Objective>
State the number of lines that hold the string "title", with nothing added.

Saved data entries>
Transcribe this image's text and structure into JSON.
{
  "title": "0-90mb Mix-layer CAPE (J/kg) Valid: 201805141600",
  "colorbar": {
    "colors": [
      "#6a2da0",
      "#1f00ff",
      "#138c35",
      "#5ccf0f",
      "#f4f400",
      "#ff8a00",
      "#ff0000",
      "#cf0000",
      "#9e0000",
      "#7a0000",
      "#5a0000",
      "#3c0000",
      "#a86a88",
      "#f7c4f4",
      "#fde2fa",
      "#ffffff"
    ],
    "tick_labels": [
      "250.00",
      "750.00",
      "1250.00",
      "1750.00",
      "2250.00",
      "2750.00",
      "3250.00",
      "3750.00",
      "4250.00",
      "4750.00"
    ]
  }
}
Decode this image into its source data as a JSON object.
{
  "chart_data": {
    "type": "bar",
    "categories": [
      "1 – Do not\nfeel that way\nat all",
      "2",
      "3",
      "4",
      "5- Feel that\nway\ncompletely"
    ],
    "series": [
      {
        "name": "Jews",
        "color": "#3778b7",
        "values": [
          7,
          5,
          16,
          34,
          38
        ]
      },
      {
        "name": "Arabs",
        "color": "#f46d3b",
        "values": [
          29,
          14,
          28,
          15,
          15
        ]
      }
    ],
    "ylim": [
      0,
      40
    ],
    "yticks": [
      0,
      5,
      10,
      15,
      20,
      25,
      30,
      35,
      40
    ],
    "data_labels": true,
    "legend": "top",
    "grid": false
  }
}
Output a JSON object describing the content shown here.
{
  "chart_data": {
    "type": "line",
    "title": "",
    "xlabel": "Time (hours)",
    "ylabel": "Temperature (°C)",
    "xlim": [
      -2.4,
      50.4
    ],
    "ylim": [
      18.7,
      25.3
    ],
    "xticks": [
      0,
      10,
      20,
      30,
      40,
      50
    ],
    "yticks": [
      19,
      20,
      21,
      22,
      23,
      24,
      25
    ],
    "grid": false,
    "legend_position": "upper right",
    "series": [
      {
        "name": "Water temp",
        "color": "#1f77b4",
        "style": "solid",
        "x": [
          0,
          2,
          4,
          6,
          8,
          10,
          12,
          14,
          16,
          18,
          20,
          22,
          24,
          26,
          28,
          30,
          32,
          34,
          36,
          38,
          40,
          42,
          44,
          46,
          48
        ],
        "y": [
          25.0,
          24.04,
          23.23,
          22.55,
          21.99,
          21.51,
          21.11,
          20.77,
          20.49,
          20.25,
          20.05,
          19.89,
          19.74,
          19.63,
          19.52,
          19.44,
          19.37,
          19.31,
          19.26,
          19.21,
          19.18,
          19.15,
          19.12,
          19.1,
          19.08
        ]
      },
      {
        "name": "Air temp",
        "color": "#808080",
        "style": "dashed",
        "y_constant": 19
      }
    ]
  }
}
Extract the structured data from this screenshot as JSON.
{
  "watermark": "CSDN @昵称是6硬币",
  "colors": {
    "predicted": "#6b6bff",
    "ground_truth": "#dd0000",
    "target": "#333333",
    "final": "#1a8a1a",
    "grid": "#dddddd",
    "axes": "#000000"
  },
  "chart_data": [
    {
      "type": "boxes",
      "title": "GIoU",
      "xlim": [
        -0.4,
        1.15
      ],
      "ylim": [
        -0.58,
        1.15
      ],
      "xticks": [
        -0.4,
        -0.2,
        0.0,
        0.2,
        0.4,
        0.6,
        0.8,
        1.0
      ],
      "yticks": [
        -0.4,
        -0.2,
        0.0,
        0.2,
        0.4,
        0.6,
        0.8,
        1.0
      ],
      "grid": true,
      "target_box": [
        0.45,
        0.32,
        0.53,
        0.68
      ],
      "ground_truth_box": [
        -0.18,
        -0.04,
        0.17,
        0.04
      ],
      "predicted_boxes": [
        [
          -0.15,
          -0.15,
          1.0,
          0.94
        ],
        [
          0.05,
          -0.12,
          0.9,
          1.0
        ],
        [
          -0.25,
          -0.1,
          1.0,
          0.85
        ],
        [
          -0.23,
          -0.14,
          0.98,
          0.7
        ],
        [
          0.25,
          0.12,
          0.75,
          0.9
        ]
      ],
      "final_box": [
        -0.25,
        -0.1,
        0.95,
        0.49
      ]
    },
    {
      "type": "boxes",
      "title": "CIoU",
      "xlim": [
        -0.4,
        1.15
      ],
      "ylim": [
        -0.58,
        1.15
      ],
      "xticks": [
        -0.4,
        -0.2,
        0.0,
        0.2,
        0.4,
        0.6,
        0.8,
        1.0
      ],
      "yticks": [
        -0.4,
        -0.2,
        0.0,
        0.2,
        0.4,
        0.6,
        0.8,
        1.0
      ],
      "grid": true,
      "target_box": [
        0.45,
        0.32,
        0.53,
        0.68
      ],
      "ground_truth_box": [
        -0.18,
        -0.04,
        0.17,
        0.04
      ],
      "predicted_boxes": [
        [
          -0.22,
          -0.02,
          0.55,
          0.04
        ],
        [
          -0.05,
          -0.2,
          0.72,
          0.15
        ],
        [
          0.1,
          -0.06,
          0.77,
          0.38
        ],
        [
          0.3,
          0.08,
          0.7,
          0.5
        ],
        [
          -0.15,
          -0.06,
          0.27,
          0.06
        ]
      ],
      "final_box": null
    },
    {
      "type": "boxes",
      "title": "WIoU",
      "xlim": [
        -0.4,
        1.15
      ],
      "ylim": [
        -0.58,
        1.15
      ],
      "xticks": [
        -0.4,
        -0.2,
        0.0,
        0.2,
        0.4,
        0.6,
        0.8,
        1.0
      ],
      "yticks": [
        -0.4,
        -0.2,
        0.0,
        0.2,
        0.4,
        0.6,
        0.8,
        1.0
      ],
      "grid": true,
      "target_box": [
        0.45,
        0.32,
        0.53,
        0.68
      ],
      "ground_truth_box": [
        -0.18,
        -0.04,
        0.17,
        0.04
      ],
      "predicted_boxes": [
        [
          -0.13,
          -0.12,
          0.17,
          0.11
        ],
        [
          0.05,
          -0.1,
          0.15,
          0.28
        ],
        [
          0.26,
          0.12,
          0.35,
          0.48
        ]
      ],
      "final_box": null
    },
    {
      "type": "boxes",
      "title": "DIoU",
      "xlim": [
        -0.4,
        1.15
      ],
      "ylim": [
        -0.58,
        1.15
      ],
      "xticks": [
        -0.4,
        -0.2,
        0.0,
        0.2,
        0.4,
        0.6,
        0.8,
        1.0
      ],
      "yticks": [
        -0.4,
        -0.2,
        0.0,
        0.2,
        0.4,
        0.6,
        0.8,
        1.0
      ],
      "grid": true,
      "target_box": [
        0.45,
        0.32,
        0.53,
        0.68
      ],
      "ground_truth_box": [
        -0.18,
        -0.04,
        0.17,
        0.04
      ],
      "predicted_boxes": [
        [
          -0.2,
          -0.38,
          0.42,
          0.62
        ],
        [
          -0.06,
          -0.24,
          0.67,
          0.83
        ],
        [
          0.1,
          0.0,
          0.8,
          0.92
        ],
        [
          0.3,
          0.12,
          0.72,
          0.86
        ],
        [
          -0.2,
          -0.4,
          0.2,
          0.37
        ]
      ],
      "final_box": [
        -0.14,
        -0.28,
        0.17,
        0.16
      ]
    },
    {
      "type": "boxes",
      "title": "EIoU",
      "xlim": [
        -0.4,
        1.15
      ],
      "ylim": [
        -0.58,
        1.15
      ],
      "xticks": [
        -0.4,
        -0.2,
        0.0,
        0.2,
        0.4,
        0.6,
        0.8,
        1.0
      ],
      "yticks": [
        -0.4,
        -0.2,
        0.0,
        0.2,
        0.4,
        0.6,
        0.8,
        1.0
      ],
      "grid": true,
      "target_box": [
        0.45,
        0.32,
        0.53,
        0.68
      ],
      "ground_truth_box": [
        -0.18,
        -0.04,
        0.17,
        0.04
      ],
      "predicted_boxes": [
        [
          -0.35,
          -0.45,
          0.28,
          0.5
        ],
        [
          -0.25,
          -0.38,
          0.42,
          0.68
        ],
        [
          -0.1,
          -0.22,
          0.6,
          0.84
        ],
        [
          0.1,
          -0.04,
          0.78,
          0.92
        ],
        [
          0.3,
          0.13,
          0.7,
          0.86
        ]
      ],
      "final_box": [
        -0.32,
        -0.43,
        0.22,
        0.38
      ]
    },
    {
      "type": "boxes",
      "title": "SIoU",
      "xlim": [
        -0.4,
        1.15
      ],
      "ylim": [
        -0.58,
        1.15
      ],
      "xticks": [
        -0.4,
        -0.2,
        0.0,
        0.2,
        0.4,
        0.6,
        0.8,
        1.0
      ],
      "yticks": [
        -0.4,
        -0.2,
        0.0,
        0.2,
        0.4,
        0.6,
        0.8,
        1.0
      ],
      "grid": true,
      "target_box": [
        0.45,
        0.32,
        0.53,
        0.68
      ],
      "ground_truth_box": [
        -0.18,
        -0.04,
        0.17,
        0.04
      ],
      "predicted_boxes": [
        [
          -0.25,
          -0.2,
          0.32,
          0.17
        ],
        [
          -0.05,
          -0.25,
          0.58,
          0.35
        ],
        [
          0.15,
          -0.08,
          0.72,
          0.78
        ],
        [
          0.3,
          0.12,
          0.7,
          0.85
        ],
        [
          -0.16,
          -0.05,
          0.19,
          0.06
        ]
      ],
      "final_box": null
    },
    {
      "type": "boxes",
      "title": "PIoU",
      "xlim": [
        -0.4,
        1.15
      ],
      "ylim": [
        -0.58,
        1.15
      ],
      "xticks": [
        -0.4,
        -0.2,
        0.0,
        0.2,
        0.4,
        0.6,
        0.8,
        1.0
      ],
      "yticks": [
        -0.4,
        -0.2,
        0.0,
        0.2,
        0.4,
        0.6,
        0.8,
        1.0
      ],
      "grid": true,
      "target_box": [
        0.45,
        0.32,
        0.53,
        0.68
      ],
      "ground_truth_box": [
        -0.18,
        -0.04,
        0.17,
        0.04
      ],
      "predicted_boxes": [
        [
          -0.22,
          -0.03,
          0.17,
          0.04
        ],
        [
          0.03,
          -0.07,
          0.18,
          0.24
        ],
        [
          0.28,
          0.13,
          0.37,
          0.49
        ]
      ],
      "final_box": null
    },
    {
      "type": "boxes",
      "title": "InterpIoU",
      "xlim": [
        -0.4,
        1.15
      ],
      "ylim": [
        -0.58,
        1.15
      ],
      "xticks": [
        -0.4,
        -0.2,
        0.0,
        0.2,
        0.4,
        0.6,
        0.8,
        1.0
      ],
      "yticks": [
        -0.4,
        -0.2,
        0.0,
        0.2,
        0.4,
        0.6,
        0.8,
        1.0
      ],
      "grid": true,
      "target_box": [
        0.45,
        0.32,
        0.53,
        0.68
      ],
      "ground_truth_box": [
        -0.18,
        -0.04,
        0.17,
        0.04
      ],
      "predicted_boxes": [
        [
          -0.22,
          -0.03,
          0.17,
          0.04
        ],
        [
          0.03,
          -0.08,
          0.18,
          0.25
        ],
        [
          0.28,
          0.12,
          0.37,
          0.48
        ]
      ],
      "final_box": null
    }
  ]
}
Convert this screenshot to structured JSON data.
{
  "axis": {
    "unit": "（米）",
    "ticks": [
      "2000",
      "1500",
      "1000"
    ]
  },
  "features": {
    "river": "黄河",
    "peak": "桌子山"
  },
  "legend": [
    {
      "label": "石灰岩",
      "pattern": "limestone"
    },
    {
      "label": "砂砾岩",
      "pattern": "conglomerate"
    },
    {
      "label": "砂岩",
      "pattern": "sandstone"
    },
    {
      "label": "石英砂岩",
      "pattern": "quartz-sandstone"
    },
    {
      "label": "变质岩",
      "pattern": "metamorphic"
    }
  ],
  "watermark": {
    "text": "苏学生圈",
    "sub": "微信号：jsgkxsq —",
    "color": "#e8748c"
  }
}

Exercise response>
10